>> start

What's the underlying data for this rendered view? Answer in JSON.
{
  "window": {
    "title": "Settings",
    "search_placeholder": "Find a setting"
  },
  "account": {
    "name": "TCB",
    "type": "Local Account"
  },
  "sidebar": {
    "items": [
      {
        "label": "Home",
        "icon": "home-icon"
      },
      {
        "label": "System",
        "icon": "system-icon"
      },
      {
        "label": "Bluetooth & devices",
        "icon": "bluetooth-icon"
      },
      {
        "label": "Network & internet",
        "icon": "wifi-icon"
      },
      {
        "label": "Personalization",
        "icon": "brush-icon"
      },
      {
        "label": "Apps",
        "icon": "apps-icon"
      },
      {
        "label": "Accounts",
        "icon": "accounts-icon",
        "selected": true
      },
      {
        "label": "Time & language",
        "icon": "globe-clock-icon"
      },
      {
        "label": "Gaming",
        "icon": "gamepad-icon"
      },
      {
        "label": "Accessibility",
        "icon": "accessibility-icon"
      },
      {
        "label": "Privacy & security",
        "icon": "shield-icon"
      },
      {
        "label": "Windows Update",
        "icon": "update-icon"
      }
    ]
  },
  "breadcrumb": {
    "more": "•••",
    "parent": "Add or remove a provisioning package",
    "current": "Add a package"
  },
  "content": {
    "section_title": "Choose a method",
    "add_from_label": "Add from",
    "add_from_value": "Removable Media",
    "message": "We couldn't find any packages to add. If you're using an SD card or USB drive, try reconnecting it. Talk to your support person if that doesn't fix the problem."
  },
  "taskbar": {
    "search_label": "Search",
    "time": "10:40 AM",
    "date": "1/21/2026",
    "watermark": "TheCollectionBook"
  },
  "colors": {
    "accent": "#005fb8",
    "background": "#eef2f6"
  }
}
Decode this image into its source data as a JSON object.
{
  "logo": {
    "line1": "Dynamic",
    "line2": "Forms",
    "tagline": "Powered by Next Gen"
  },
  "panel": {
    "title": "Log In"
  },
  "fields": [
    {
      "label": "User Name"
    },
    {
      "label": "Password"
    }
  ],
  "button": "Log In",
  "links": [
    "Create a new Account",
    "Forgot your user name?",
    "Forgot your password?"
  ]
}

>> end

### YOUR OBJECTIVE
In the entries above, identify every line with the string "data".

### THE RESPONSE
What's the underlying data for this rendered view? Answer in JSON.
Decode this image into its source data as a JSON object.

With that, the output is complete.